> _TO BE DONE_
Please output the passage of the Danube Region cooperation excerpt between "Representatives of the" and "reach mutual understanding.", inclusive, copied word for word.

> _SOURCE EXCERPT_
In other sessions, topics like Danube countries success in the EU Framework Programmes or ERC, the set-up of a transnational pension solution for researchers, concrete examples from Serbia and Hungary, as well as the role of research infrastructures in cooperation were discussed. Ambassador Virginia Hesse of Uganda outlined European-African Academies of Science cooperation on climate change response (biodiversity, food and water security), stating “we all created the global problems. It’s our joint responsibility to find solutions – now or never.”
Representatives of the Czech Ministry of Industry and Trade and Foreign Ministry (Karel Havliček and Martina Tauberóva) highlighted the ambition to become an innovation leader – “Czech Republic: Country For the Future” – which includes active science policy and increased international cooperation, with an emphasis also on the complex relationship between science and diplomacy and ‘nation branding’. In the conclusions and discussions, it was also clear that the landscape of competition and cooperation has changed a lot in the past 20 years. Countries that were once competitors are now partners within the EU, and relationships to the US, China, African countries are changing. Academic institutions are crucial to reach mutual understanding.
The cooperation in the Danube Region puts countries together that are Member States with enlargement and neighbourhood countries, and brings countries into the focus of bilateral and multilateral collaboration that otherwise would probably not have been priorities. Several initiatives have been launched in the priority areas of the joint strategy related e.g. to knowledge society, competitiveness and skills, such as for example: regular multilateral calls for funding; capacity building and networking projects such as the Danube-INCO.NET; a regular award for extraordinary scientific achievements and impact in relation to the region and many others which tick the boxes in relation to definitions and role conceptions for science diplomacy outlined also in the S4D4C State-of-the-Art report. The stakeholders stressed the mutual and reciprocal benefits from cooperation and sharing in the context of upstream/downstream cooperation in the Danube Region and transfer lessons learnt to the Alpine macro region (as discussed by Harald Pechlaner and Ronald Benedikter on the second day of the event) and the joint objective to increase the profile and position of Europe in a knowledge based world.

> _PROVIDED MATERIAL_
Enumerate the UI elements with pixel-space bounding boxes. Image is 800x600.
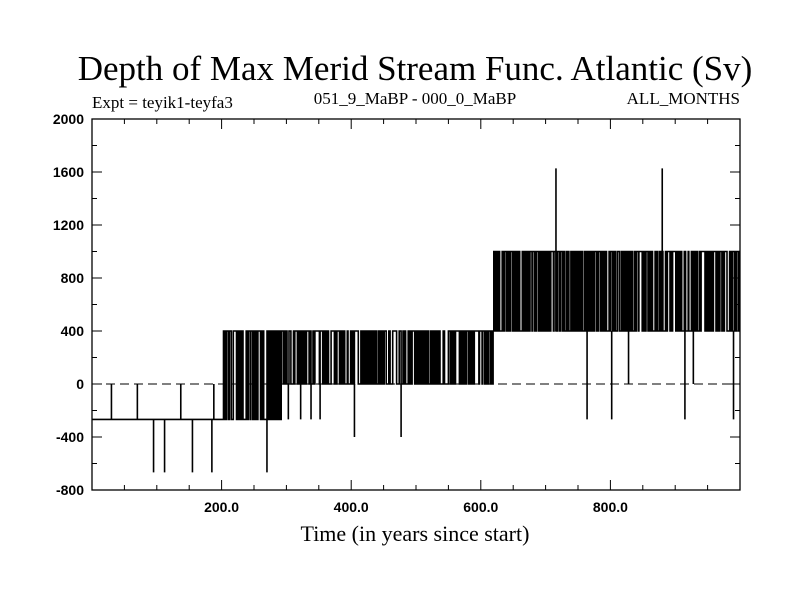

> _RESULT FOR THIS TASK_
Representatives of the Czech Ministry of Industry and Trade and Foreign Ministry (Karel Havliček and Martina Tauberóva) highlighted the ambition to become an innovation leader – “Czech Republic: Country For the Future” – which includes active science policy and increased international cooperation, with an emphasis also on the complex relationship between science and diplomacy and ‘nation branding’. In the conclusions and discussions, it was also clear that the landscape of competition and cooperation has changed a lot in the past 20 years. Countries that were once competitors are now partners within the EU, and relationships to the US, China, African countries are changing. Academic institutions are crucial to reach mutual understanding.